◆ Given exercise ◆
Without the pictures, copy the entries below word for word.

Dataset records:

----

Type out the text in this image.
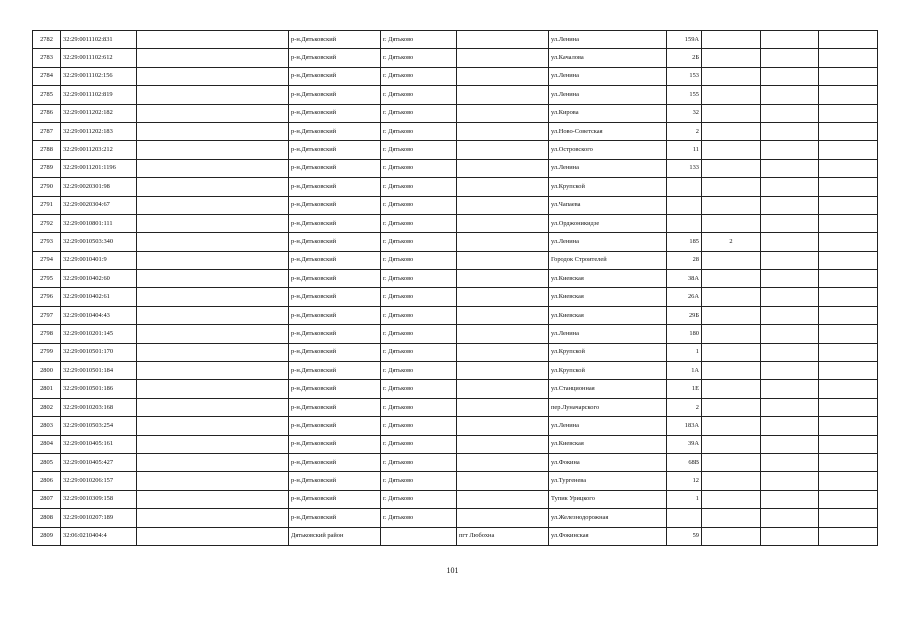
2782	32:29:0011102:831		р-н.Дятьковский	г. Дятьково		ул.Ленина	159А			
2783	32:29:0011102:612		р-н.Дятьковский	г. Дятьково		ул.Качалова	2Б			
2784	32:29:0011102:156		р-н.Дятьковский	г. Дятьково		ул.Ленина	153			
2785	32:29:0011102:819		р-н.Дятьковский	г. Дятьково		ул.Ленина	155			
2786	32:29:0011202:182		р-н.Дятьковский	г. Дятьково		ул.Кирова	32			
2787	32:29:0011202:183		р-н.Дятьковский	г. Дятьково		ул.Ново-Советская	2			
2788	32:29:0011203:212		р-н.Дятьковский	г. Дятьково		ул.Островского	11			
2789	32:29:0011201:1196		р-н.Дятьковский	г. Дятьково		ул.Ленина	133			
2790	32:29:0020301:98		р-н.Дятьковский	г. Дятьково		ул.Крупской				
2791	32:29:0020304:67		р-н.Дятьковский	г. Дятьково		ул.Чапаева				
2792	32:29:0010801:111		р-н.Дятьковский	г. Дятьково		ул.Орджоникидзе				
2793	32:29:0010503:340		р-н.Дятьковский	г. Дятьково		ул.Ленина	185	2		
2794	32:29:0010401:9		р-н.Дятьковский	г. Дятьково		Городок Строителей	28			
2795	32:29:0010402:60		р-н.Дятьковский	г. Дятьково		ул.Киевская	38А			
2796	32:29:0010402:61		р-н.Дятьковский	г. Дятьково		ул.Киевская	26А			
2797	32:29:0010404:43		р-н.Дятьковский	г. Дятьково		ул.Киевская	29Б			
2798	32:29:0010201:145		р-н.Дятьковский	г. Дятьково		ул.Ленина	180			
2799	32:29:0010501:170		р-н.Дятьковский	г. Дятьково		ул.Крупской	1			
2800	32:29:0010501:184		р-н.Дятьковский	г. Дятьково		ул.Крупской	1А			
2801	32:29:0010501:186		р-н.Дятьковский	г. Дятьково		ул.Станционная	1Е			
2802	32:29:0010203:168		р-н.Дятьковский	г. Дятьково		пер.Луначарского	2			
2803	32:29:0010503:254		р-н.Дятьковский	г. Дятьково		ул.Ленина	183А			
2804	32:29:0010405:161		р-н.Дятьковский	г. Дятьково		ул.Киевская	39А			
2805	32:29:0010405:427		р-н.Дятьковский	г. Дятьково		ул.Фокина	68В			
2806	32:29:0010206:157		р-н.Дятьковский	г. Дятьково		ул.Тургенева	12			
2807	32:29:0010309:158		р-н.Дятьковский	г. Дятьково		Тупик Урицкого	1			
2808	32:29:0010207:189		р-н.Дятьковский	г. Дятьково		ул.Железнодорожная				
2809	32:06:0210404:4		Дятьковский район		пгт Любохна	ул.Фокинская	59			
101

----

◆ Response to the exercise ◆
Type out the text in this image.
2782	32:29:0011102:831		р-н.Дятьковский	г. Дятьково		ул.Ленина	159А			
2783	32:29:0011102:612		р-н.Дятьковский	г. Дятьково		ул.Качалова	2Б			
2784	32:29:0011102:156		р-н.Дятьковский	г. Дятьково		ул.Ленина	153			
2785	32:29:0011102:819		р-н.Дятьковский	г. Дятьково		ул.Ленина	155			
2786	32:29:0011202:182		р-н.Дятьковский	г. Дятьково		ул.Кирова	32			
2787	32:29:0011202:183		р-н.Дятьковский	г. Дятьково		ул.Ново-Советская	2			
2788	32:29:0011203:212		р-н.Дятьковский	г. Дятьково		ул.Островского	11			
2789	32:29:0011201:1196		р-н.Дятьковский	г. Дятьково		ул.Ленина	133			
2790	32:29:0020301:98		р-н.Дятьковский	г. Дятьково		ул.Крупской				
2791	32:29:0020304:67		р-н.Дятьковский	г. Дятьково		ул.Чапаева				
2792	32:29:0010801:111		р-н.Дятьковский	г. Дятьково		ул.Орджоникидзе				
2793	32:29:0010503:340		р-н.Дятьковский	г. Дятьково		ул.Ленина	185	2		
2794	32:29:0010401:9		р-н.Дятьковский	г. Дятьково		Городок Строителей	28			
2795	32:29:0010402:60		р-н.Дятьковский	г. Дятьково		ул.Киевская	38А			
2796	32:29:0010402:61		р-н.Дятьковский	г. Дятьково		ул.Киевская	26А			
2797	32:29:0010404:43		р-н.Дятьковский	г. Дятьково		ул.Киевская	29Б			
2798	32:29:0010201:145		р-н.Дятьковский	г. Дятьково		ул.Ленина	180			
2799	32:29:0010501:170		р-н.Дятьковский	г. Дятьково		ул.Крупской	1			
2800	32:29:0010501:184		р-н.Дятьковский	г. Дятьково		ул.Крупской	1А			
2801	32:29:0010501:186		р-н.Дятьковский	г. Дятьково		ул.Станционная	1Е			
2802	32:29:0010203:168		р-н.Дятьковский	г. Дятьково		пер.Луначарского	2			
2803	32:29:0010503:254		р-н.Дятьковский	г. Дятьково		ул.Ленина	183А			
2804	32:29:0010405:161		р-н.Дятьковский	г. Дятьково		ул.Киевская	39А			
2805	32:29:0010405:427		р-н.Дятьковский	г. Дятьково		ул.Фокина	68В			
2806	32:29:0010206:157		р-н.Дятьковский	г. Дятьково		ул.Тургенева	12			
2807	32:29:0010309:158		р-н.Дятьковский	г. Дятьково		Тупик Урицкого	1			
2808	32:29:0010207:189		р-н.Дятьковский	г. Дятьково		ул.Железнодорожная				
2809	32:06:0210404:4		Дятьковский район		пгт Любохна	ул.Фокинская	59			
101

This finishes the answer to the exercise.